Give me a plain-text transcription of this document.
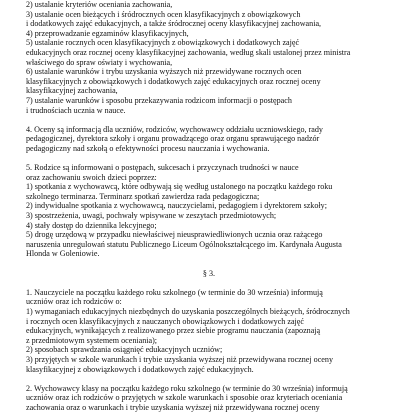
2) ustalanie kryteriów oceniania zachowania,
3) ustalanie ocen bieżących i śródrocznych ocen klasyfikacyjnych z obowiązkowych
i dodatkowych zajęć edukacyjnych, a także śródrocznej oceny klasyfikacyjnej zachowania,
4) przeprowadzanie egzaminów klasyfikacyjnych,
5) ustalanie rocznych ocen klasyfikacyjnych z obowiązkowych i dodatkowych zajęć
edukacyjnych oraz rocznej oceny klasyfikacyjnej zachowania, według skali ustalonej przez ministra
właściwego do spraw oświaty i wychowania,
6) ustalanie warunków i trybu uzyskania wyższych niż przewidywane rocznych ocen
klasyfikacyjnych z obowiązkowych i dodatkowych zajęć edukacyjnych oraz rocznej oceny
klasyfikacyjnej zachowania,
7) ustalanie warunków i sposobu przekazywania rodzicom informacji o postępach
i trudnościach ucznia w nauce.
4. Oceny są informacją dla uczniów, rodziców, wychowawcy oddziału uczniowskiego, rady
pedagogicznej, dyrektora szkoły i organu prowadzącego oraz organu sprawującego nadzór
pedagogiczny nad szkołą o efektywności procesu nauczania i wychowania.
5. Rodzice są informowani o postępach, sukcesach i przyczynach trudności w nauce
oraz zachowaniu swoich dzieci poprzez:
1) spotkania z wychowawcą, które odbywają się według ustalonego na początku każdego roku
szkolnego terminarza. Terminarz spotkań zawierdza rada pedagogiczna;
2) indywidualne spotkania z wychowawcą, nauczycielami, pedagogiem i dyrektorem szkoły;
3) spostrzeżenia, uwagi, pochwały wpisywane w zeszytach przedmiotowych;
4) stały dostęp do dziennika lekcyjnego;
5) drogę urzędową w przypadku niewłaściwej nieusprawiedliwionych ucznia oraz rażącego
naruszenia unregulowań statutu Publicznego Liceum Ogólnokształcącego im. Kardynała Augusta
Hlonda w Goleniowie.

§ 3.

1. Nauczyciele na początku każdego roku szkolnego (w terminie do 30 września) informują
uczniów oraz ich rodziców o:
1) wymaganiach edukacyjnych niezbędnych do uzyskania poszczególnych bieżących, śródrocznych
i rocznych ocen klasyfikacyjnych z nauczanych obowiązkowych i dodatkowych zajęć
edukacyjnych, wynikających z realizowanego przez siebie programu nauczania (zapoznają
z przedmiotowym systemem oceniania);
2) sposobach sprawdzania osiągnięć edukacyjnych uczniów;
3) przyjętych w szkole warunkach i trybie uzyskania wyższej niż przewidywana rocznej oceny
klasyfikacyjnej z obowiązkowych i dodatkowych zajęć edukacyjnych.
2. Wychowawcy klasy na początku każdego roku szkolnego (w terminie do 30 września) informują
uczniów oraz ich rodziców o przyjętych w szkole warunkach i sposobie oraz kryteriach oceniania
zachowania oraz o warunkach i trybie uzyskania wyższej niż przewidywana rocznej oceny
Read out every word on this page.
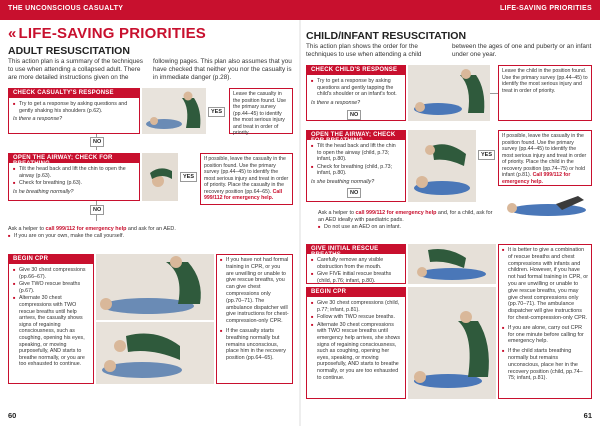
THE UNCONSCIOUS CASUALTY	LIFE-SAVING PRIORITIES
« LIFE-SAVING PRIORITIES
ADULT RESUSCITATION
This action plan is a summary of the techniques to use when attending a collapsed adult. There are more detailed instructions given on the
following pages. This plan also assumes that you have checked that neither you nor the casualty is in immediate danger (p.28).
CHECK CASUALTY'S RESPONSE
■ Try to get a response by asking questions and gently shaking his shoulders (p.62).
Is there a response?
YES
Leave the casualty in the position found. Use the primary survey (pp.44–45) to identify the most serious injury and treat in order of priority.
NO
OPEN THE AIRWAY; CHECK FOR BREATHING
■ Tilt the head back and lift the chin to open the airway (p.63).
■ Check for breathing (p.63).
Is he breathing normally?
YES
If possible, leave the casualty in the position found. Use the primary survey (pp.44–45) to identify the most serious injury and treat in order of priority. Place the casualty in the recovery position (pp.64–65). Call 999/112 for emergency help.
NO
Ask a helper to call 999/112 for emergency help and ask for an AED.
■ If you are on your own, make the call yourself.
BEGIN CPR
■ Give 30 chest compressions (pp.66–67).
■ Give TWO rescue breaths (p.67).
■ Alternate 30 chest compressions with TWO rescue breaths until help arrives, the casualty shows signs of regaining consciousness, such as coughing, opening his eyes, speaking, or moving purposefully, AND starts to breathe normally, or you are too exhausted to continue.
■ If you have not had formal training in CPR, or you are unwilling or unable to give rescue breaths, you can give chest compressions only (pp.70–71). The ambulance dispatcher will give instructions for chest-compression-only CPR.
■ If the casualty starts breathing normally but remains unconscious, place him in the recovery position (pp.64–65).
60
CHILD/INFANT RESUSCITATION
This action plan shows the order for the techniques to use when attending a child
between the ages of one and puberty or an infant under one year.
CHECK CHILD'S RESPONSE
■ Try to get a response by asking questions and gently tapping the child's shoulder or an infant's foot.
Is there a response?
Leave the child in the position found. Use the primary survey (pp.44–45) to identify the most serious injury and treat in order of priority.
NO
OPEN THE AIRWAY; CHECK FOR BREATHING
■ Tilt the head back and lift the chin to open the airway (child, p.73; infant, p.80).
■ Check for breathing (child, p.73; infant, p.80).
Is she breathing normally?
YES
If possible, leave the casualty in the position found. Use the primary survey (pp.44–45) to identify the most serious injury and treat in order of priority. Place the child in the recovery position (pp.74–75) or hold infant (p.81). Call 999/112 for emergency help.
NO
Ask a helper to call 999/112 for emergency help and, for a child, ask for an AED ideally with paediatric pads.
■ Do not use an AED on an infant.
GIVE INITIAL RESCUE BREATHS
■ Carefully remove any visible obstruction from the mouth.
■ Give FIVE initial rescue breaths (child, p.76; infant, p.80).
BEGIN CPR
■ Give 30 chest compressions (child, p.77; infant, p.81).
■ Follow with TWO rescue breaths.
■ Alternate 30 chest compressions with TWO rescue breaths until emergency help arrives, she shows signs of regaining consciousness, such as coughing, opening her eyes, speaking, or moving purposefully, AND starts to breathe normally, or you are too exhausted to continue.
■ It is better to give a combination of rescue breaths and chest compressions with infants and children. However, if you have not had formal training in CPR, or you are unwilling or unable to give rescue breaths, you may give chest compressions only (pp.70–71). The ambulance dispatcher will give instructions for chest-compression-only CPR.
■ If you are alone, carry out CPR for one minute before calling for emergency help.
■ If the child starts breathing normally but remains unconscious, place her in the recovery position (child, pp.74–75; infant, p.81).
61
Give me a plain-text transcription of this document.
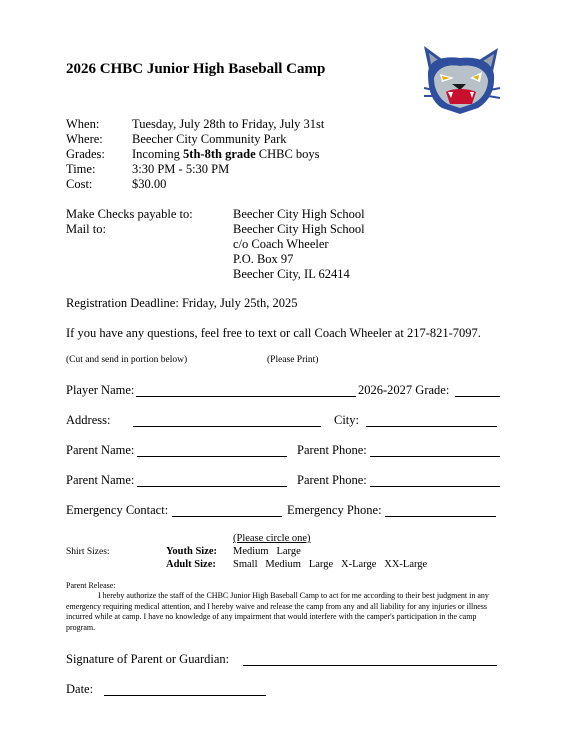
2026 CHBC Junior High Baseball Camp
When:	Tuesday, July 28th to Friday, July 31st
Where: Beecher City Community Park
Grades: Incoming 5th-8th grade CHBC boys
Time:	3:30 PM - 5:30 PM
Cost:	$30.00
Make Checks payable to:	Beecher City High School
Mail to:	Beecher City High School
c/o Coach Wheeler
P.O. Box 97
Beecher City, IL 62414
Registration Deadline: Friday, July 25th, 2025
If you have any questions, feel free to text or call Coach Wheeler at 217-821-7097.
(Cut and send in portion below)	(Please Print)
Player Name:	2026-2027 Grade:
Address:	City:
Parent Name:	Parent Phone:
Parent Name:	Parent Phone:
Emergency Contact:	Emergency Phone:
(Please circle one)
Shirt Sizes:	Youth Size: Medium   Large
Adult Size: Small   Medium   Large   X-Large   XX-Large
Parent Release:
I hereby authorize the staff of the CHBC Junior High Baseball Camp to act for me according to their best judgment in any emergency requiring medical attention, and I hereby waive and release the camp from any and all liability for any injuries or illness incurred while at camp. I have no knowledge of any impairment that would interfere with the camper's participation in the camp program.
Signature of Parent or Guardian:
Date:
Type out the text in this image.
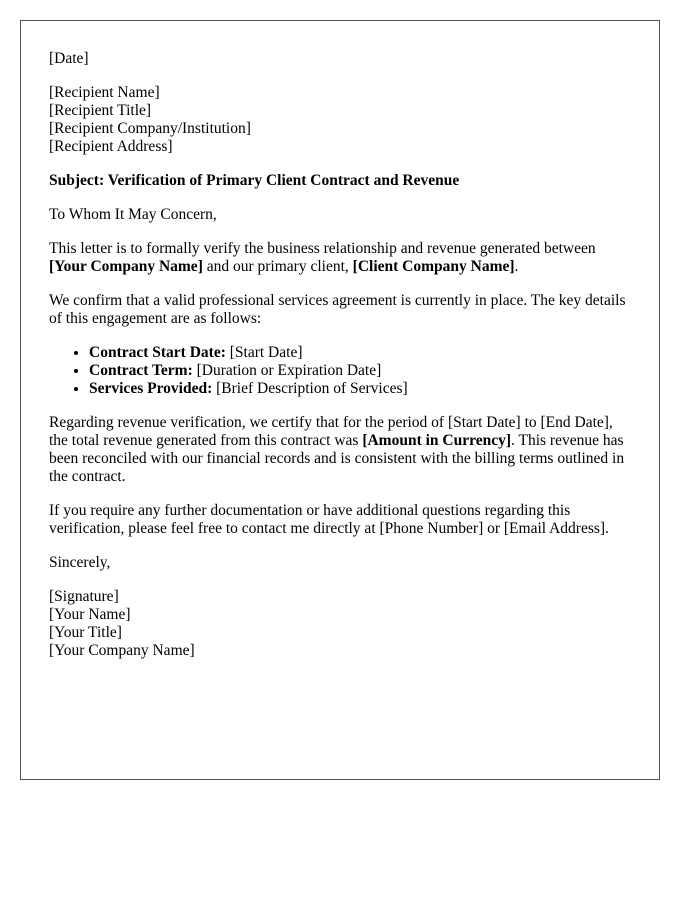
[Date]

[Recipient Name]
[Recipient Title]
[Recipient Company/Institution]
[Recipient Address]

Subject: Verification of Primary Client Contract and Revenue

To Whom It May Concern,

This letter is to formally verify the business relationship and revenue generated between [Your Company Name] and our primary client, [Client Company Name].

We confirm that a valid professional services agreement is currently in place. The key details of this engagement are as follows:

• Contract Start Date: [Start Date]
• Contract Term: [Duration or Expiration Date]
• Services Provided: [Brief Description of Services]

Regarding revenue verification, we certify that for the period of [Start Date] to [End Date], the total revenue generated from this contract was [Amount in Currency]. This revenue has been reconciled with our financial records and is consistent with the billing terms outlined in the contract.

If you require any further documentation or have additional questions regarding this verification, please feel free to contact me directly at [Phone Number] or [Email Address].

Sincerely,

[Signature]
[Your Name]
[Your Title]
[Your Company Name]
::::::
DIRECTIONS FOR THIS TASK: From the data above, copy out every line with the string "bieżących" in it.

ANSWER TO THE EXERCISE:
3) ustalanie ocen bieżących i śródrocznych ocen klasyfikacyjnych z obowiązkowych
1) wymaganiach edukacyjnych niezbędnych do uzyskania poszczególnych bieżących, śródrocznych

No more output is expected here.